Passage for review -
SIBU: A pilot project ‘Healthy Mind Programme’ has been implemented in several secondary schools to screen for severe symptoms of depression.
A member of Mental Health Promotion Advisory Council Tan Sri Lee Lam Thye said students who were detected to have symptoms of stress, anxiety or depression would be given appropriate interventions, which included counselling and mental health-coping skills, in order to prevent the problem from snowballing into full-blown mental disorders.
Citing the National Health Morbidity Survey (NHMS) carried out in 2006, he said that the percentage of children and adolescents inflicted with some form of mental health problems had climbed to 20.3 per cent, from 13 per cent a decade earlier.
“The survey also showed that 14.4 per cent of the youngest respondents (between 16 and 19 years old) were also more prone to having mental health problems than the rest of the age groups.
“Hence, the findings from the pilot project (carried out in six secondary schools) should enable the government to gauge the actual state of mental health among students and decide on the best course of action to address mental health issues in the schools,” Lee said in a press statement yesterday.
The World Health Organisation (WHO) has predicted depression would become one of the largest health problems worldwide by 2020.
Lee also mentioned that the National Suicide Registry Malaysia had revealed that suicide cases had climbed to 290 in 2008, from 113 in 2007.
He also observed that the increase in stress levels in schools, workplaces and elsewhere was one of the main causative factors of mental disorders.
Lee suggested that schools have more trained counsellors to guide and help students on about how to handle stress and how to cope with the many challenges of life.
Mental-health promotion activities that could be implemented in schools included promoting mental-health literacy through talks, exhibitions and quizzes. They could be organised as a form of extracurricular activities and should involve, among others, parent-teacher associations (PTAs) and school clubs.
Lee lamented that the current examination-based education system had also stressed children up.

Input data -
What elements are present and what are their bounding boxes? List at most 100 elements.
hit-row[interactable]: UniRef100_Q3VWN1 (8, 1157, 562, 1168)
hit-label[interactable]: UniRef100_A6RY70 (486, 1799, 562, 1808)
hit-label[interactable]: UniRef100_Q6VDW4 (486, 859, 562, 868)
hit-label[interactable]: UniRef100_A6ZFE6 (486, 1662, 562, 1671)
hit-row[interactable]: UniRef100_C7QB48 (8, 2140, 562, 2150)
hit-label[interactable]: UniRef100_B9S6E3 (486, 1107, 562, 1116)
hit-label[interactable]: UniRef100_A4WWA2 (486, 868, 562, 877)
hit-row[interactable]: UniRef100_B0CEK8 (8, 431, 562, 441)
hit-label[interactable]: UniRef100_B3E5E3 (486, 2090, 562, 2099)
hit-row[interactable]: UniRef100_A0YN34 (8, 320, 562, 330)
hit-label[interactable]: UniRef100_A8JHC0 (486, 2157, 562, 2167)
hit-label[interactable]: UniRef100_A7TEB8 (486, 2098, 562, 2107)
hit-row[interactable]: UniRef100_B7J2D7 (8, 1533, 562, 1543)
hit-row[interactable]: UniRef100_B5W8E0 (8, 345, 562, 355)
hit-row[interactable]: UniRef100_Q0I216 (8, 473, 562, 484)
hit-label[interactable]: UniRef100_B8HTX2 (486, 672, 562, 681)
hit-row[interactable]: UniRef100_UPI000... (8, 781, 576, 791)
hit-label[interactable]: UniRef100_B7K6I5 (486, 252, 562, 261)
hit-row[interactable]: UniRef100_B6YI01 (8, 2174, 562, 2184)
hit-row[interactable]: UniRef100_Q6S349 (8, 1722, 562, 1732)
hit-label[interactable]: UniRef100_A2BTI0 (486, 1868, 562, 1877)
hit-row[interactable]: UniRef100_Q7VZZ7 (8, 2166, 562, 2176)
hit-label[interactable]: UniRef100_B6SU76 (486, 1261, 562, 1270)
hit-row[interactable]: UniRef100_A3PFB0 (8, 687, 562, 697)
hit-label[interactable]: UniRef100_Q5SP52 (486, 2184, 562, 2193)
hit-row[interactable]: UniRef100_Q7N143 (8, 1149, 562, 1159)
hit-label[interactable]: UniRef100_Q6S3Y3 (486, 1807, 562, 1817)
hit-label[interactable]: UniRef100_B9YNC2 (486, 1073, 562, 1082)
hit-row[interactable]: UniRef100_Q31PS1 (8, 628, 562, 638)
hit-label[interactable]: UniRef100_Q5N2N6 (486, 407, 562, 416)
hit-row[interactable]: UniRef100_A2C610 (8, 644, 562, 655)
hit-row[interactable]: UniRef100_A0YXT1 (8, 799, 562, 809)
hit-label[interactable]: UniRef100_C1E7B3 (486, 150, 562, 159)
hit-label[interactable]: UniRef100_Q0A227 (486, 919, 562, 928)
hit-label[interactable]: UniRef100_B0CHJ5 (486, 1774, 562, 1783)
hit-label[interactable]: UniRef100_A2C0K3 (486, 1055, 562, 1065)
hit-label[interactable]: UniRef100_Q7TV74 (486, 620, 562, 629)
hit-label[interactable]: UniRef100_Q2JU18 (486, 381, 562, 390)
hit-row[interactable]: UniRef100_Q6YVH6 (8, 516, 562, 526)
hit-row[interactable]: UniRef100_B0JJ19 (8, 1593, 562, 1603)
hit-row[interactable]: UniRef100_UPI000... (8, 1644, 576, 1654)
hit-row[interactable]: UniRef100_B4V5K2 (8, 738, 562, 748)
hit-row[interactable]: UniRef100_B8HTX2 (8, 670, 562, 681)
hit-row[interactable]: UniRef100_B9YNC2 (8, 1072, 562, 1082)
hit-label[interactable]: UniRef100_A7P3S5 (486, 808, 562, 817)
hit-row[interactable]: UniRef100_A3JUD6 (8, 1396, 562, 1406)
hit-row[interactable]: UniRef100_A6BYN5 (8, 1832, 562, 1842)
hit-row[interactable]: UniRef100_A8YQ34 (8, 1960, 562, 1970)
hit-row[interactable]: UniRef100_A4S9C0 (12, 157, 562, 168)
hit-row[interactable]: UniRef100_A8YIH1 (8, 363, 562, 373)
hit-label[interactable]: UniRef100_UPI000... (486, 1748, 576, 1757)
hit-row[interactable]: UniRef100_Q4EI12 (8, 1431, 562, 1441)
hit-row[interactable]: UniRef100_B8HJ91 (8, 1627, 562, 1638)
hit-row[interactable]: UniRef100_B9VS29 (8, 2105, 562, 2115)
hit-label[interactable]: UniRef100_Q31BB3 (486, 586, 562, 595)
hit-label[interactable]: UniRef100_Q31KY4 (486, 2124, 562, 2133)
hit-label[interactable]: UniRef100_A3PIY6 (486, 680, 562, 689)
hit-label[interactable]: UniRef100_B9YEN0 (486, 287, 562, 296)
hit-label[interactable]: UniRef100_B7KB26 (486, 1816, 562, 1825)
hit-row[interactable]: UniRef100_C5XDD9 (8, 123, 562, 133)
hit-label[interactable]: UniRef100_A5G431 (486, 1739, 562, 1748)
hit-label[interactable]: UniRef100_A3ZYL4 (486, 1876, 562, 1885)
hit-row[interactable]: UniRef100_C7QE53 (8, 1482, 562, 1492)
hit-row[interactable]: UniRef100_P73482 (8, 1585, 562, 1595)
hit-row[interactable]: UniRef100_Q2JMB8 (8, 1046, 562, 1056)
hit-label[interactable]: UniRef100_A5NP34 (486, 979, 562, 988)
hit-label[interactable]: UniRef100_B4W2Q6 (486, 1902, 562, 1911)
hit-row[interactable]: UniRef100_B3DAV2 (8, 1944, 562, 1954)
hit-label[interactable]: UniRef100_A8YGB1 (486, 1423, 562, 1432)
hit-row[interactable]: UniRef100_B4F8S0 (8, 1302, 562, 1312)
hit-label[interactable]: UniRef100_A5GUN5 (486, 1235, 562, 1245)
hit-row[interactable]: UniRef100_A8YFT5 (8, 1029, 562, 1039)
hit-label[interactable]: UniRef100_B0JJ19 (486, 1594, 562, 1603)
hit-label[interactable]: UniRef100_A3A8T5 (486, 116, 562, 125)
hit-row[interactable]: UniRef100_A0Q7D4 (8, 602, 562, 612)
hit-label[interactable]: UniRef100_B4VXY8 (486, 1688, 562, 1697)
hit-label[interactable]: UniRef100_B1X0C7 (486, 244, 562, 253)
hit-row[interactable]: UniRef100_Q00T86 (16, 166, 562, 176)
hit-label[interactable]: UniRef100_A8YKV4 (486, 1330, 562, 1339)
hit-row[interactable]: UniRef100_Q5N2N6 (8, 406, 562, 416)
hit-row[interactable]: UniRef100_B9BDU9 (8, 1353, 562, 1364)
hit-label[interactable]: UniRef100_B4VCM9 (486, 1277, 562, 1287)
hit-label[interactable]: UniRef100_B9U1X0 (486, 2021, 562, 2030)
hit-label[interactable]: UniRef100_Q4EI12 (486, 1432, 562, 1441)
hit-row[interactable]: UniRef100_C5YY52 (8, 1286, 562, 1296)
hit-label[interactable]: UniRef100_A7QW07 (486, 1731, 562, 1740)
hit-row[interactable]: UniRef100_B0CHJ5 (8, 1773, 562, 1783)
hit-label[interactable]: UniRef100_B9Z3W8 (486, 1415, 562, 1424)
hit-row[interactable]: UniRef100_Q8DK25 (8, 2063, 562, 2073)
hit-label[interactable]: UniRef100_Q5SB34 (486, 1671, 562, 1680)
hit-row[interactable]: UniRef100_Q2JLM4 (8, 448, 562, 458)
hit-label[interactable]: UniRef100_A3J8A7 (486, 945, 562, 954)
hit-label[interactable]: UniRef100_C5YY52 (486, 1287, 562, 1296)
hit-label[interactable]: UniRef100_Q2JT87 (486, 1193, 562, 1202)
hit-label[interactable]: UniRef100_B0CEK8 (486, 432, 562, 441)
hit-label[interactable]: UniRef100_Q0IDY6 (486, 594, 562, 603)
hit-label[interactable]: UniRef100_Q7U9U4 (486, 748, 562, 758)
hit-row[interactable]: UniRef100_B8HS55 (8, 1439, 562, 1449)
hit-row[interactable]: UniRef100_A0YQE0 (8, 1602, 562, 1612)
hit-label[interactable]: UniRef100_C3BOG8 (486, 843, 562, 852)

Your tasks -
A: Set down the stretch of the article on the Healthy Mind Programme from "Lee also mentioned" through "challenges of life." word for word.
B: In the article on the Healthy Mind Programme, how many secondary schools was the pilot project carried out in?

Answers per task -
A:
Lee also mentioned that the National Suicide Registry Malaysia had revealed that suicide cases had climbed to 290 in 2008, from 113 in 2007.
He also observed that the increase in stress levels in schools, workplaces and elsewhere was one of the main causative factors of mental disorders.
Lee suggested that schools have more trained counsellors to guide and help students on about how to handle stress and how to cope with the many challenges of life.

B: Six